▶ [Set problem]: Gather up every line from the entries below that uses the word "accuracy".

[Items from a figure collection]
+++
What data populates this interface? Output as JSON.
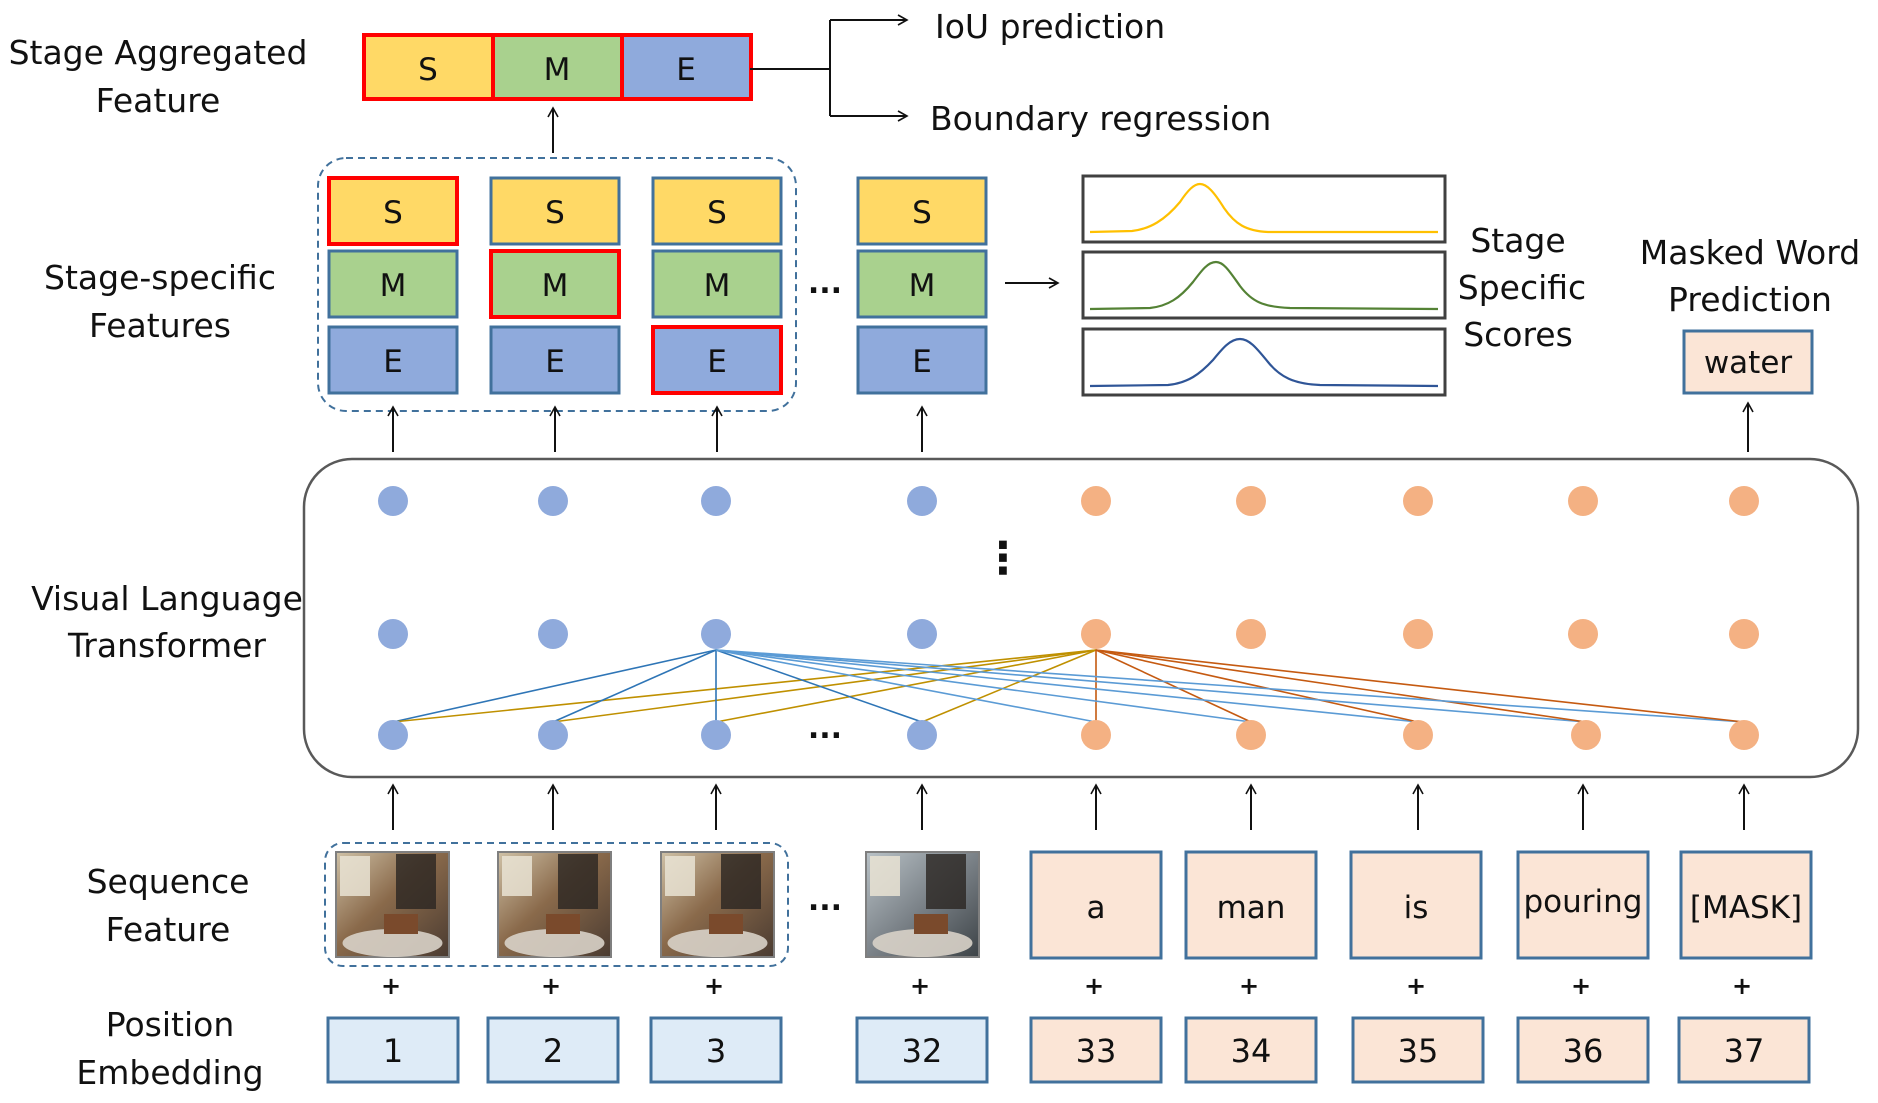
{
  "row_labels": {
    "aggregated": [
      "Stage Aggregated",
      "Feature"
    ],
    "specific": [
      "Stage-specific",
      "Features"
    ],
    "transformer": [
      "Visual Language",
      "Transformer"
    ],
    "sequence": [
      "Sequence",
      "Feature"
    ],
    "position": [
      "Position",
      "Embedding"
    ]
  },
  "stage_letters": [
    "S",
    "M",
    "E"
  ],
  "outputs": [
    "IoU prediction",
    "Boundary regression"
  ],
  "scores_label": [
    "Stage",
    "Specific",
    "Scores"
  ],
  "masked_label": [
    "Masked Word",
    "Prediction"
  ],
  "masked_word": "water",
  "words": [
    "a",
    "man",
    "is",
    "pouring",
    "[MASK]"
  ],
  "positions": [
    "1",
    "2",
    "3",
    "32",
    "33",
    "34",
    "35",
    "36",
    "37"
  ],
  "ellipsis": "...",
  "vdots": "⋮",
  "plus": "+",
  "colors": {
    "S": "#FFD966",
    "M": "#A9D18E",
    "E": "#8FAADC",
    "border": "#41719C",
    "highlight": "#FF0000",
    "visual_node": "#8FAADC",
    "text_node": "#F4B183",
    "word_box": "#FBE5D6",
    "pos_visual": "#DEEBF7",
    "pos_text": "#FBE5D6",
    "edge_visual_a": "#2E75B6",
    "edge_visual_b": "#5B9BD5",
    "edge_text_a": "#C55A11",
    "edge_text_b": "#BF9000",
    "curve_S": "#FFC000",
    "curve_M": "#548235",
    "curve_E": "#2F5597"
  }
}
+++
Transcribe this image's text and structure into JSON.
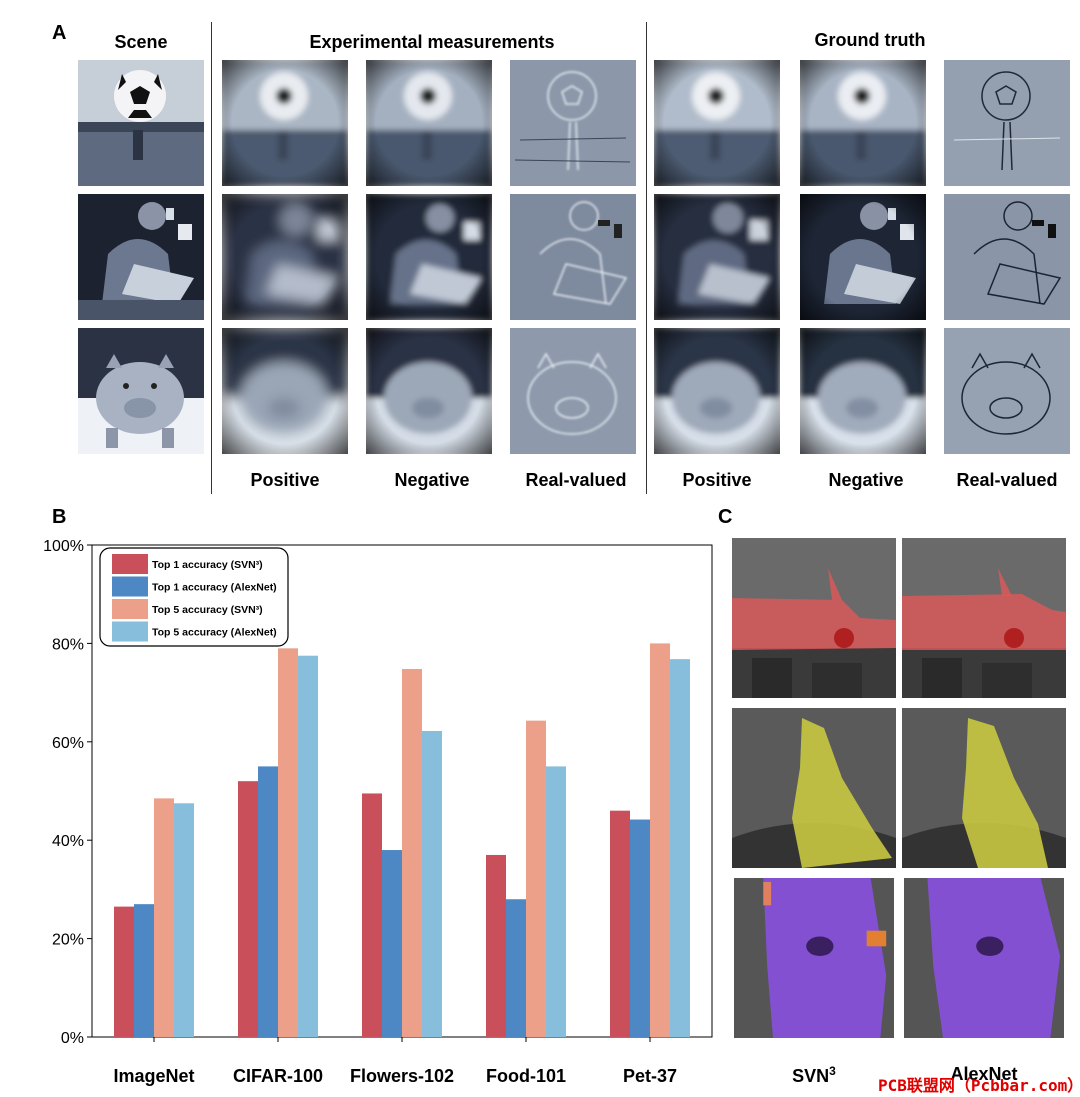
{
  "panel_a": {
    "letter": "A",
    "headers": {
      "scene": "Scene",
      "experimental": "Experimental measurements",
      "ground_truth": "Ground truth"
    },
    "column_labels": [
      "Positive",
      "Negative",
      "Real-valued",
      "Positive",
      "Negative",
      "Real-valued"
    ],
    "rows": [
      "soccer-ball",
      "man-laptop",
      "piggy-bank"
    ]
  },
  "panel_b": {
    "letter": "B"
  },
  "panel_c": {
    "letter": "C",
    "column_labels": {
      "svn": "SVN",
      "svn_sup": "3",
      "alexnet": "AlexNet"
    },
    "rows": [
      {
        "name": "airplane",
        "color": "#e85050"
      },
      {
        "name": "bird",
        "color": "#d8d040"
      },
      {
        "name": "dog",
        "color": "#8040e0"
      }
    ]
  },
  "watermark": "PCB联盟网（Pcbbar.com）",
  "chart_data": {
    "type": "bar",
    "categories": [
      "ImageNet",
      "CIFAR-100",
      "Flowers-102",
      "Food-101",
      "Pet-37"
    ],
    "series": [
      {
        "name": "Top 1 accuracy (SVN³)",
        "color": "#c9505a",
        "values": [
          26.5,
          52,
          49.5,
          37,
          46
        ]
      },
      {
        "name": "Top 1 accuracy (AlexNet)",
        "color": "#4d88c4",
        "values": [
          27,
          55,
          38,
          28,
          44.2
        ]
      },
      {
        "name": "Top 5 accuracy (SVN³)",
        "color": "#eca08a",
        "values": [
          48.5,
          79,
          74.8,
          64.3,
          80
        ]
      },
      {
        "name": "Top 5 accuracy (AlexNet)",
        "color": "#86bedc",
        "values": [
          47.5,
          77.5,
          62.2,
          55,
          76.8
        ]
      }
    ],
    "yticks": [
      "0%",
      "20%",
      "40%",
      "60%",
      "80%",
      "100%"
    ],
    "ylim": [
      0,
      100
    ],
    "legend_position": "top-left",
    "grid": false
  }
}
+++
▶ [Result for this exercise]:
        "name": "Top 1 accuracy (SVN³)",
        "name": "Top 1 accuracy (AlexNet)",
        "name": "Top 5 accuracy (SVN³)",
        "name": "Top 5 accuracy (AlexNet)",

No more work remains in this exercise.